What is required | Count how many lines of the material hold "this". Respond with that number alone.

------------------------------

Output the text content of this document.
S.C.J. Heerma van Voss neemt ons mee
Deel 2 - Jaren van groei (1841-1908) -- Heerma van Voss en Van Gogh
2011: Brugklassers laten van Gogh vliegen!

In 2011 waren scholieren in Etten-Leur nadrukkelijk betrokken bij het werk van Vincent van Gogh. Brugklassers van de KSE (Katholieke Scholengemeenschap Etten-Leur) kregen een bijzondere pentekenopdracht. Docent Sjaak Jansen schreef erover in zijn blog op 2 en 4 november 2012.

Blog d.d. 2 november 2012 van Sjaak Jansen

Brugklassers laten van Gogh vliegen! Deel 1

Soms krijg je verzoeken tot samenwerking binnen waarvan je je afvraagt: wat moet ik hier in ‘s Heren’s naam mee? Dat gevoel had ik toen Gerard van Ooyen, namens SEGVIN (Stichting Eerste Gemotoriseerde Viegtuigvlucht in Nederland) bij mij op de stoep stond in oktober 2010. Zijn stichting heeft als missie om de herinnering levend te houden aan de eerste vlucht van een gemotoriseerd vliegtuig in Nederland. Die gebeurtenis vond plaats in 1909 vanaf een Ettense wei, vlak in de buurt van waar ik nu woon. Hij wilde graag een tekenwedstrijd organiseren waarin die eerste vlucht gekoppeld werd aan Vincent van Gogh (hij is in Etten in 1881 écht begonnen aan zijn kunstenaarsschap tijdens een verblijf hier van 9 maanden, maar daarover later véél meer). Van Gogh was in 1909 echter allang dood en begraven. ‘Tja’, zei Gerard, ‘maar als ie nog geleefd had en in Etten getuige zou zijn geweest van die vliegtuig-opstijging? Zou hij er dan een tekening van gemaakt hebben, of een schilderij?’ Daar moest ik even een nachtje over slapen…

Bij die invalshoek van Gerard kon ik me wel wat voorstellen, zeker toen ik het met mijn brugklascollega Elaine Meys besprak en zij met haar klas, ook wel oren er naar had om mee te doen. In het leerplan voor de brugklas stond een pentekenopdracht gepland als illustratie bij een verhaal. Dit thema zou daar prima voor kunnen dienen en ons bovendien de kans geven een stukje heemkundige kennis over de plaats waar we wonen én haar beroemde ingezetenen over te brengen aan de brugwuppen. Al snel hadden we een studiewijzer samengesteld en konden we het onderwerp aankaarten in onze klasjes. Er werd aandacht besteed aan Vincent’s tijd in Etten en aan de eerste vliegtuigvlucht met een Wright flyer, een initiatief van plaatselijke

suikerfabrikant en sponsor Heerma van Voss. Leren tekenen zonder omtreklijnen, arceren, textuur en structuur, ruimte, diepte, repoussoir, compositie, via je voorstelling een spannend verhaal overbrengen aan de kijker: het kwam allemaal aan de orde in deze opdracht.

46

------------------------------

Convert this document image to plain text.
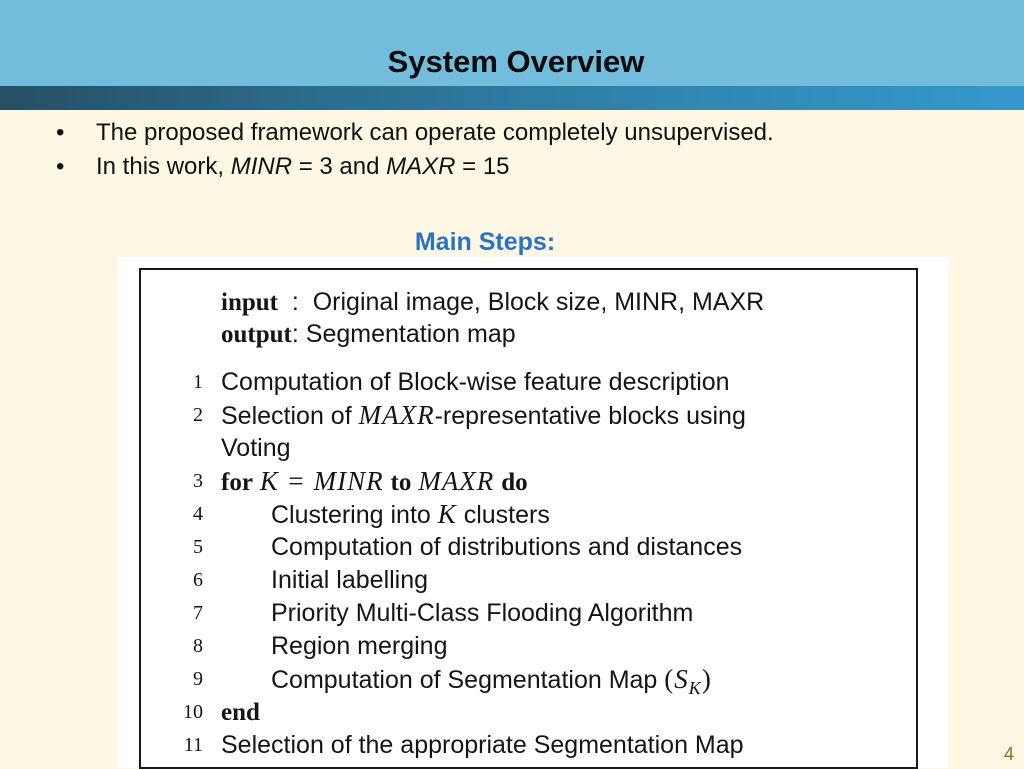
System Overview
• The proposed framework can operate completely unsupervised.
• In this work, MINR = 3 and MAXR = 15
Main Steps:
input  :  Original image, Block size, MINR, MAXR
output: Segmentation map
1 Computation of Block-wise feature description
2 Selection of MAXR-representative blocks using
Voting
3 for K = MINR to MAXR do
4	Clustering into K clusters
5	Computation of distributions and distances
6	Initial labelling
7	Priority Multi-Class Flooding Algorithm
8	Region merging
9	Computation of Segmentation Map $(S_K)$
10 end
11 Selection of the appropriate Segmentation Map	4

------------------------------

Complete answer | 3